Direction: Show each line of the data below that has the string "Banks" in it.

Figure contents as structured data:
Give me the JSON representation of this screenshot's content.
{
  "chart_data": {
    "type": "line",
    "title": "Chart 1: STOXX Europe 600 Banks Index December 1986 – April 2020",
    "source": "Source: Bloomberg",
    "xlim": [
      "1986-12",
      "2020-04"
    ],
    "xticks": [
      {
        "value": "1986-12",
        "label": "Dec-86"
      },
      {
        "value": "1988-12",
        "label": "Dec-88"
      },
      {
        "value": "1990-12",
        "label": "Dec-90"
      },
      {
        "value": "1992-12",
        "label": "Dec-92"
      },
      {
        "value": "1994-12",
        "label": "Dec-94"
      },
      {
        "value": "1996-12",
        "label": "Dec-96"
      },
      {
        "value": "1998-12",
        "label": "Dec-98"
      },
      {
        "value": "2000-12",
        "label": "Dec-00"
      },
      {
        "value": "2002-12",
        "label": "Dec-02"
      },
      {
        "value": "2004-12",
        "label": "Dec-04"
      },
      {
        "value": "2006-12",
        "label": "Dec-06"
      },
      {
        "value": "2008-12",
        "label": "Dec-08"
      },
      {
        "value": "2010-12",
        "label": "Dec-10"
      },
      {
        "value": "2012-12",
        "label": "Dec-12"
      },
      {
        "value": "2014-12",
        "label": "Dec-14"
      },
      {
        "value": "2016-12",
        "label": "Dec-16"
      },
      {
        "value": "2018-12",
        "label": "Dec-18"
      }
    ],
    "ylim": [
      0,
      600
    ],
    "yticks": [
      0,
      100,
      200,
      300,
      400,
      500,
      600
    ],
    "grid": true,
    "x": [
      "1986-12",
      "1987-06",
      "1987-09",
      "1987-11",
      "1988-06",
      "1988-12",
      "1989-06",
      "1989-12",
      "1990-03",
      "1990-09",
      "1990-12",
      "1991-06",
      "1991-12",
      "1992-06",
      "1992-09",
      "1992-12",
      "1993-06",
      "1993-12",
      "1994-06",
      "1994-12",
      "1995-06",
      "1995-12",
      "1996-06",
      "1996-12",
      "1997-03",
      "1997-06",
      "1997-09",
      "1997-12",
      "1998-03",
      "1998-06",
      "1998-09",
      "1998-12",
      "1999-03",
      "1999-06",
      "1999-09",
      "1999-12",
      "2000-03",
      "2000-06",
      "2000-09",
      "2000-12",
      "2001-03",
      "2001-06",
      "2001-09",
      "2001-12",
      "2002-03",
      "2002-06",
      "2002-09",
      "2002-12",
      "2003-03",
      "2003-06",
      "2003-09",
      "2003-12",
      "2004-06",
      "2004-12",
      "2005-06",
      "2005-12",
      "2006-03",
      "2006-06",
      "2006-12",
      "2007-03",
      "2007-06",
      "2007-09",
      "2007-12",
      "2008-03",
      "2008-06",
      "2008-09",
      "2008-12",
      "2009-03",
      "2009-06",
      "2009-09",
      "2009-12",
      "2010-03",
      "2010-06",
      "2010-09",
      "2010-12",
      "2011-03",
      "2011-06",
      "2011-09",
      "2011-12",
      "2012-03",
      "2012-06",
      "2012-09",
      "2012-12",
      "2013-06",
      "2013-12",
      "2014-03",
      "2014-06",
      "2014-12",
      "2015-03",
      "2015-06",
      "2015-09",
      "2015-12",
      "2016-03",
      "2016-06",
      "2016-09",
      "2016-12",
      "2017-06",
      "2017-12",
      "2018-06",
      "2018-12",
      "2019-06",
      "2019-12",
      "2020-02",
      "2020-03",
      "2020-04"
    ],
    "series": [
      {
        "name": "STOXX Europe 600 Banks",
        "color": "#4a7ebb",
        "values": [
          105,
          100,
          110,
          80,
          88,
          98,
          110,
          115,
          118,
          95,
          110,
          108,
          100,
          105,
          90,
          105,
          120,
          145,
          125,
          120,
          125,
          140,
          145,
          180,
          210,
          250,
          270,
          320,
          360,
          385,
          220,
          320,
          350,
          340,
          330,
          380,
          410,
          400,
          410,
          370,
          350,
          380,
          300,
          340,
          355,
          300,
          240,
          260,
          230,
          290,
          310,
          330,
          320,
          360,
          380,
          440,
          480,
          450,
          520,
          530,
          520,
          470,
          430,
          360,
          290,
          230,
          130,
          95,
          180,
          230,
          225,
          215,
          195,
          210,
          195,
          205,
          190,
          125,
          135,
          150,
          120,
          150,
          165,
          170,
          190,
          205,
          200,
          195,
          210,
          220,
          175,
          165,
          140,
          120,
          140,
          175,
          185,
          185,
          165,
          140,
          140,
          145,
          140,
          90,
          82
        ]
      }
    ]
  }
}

Complete response:
    "title": "Chart 1: STOXX Europe 600 Banks Index December 1986 – April 2020",
        "name": "STOXX Europe 600 Banks",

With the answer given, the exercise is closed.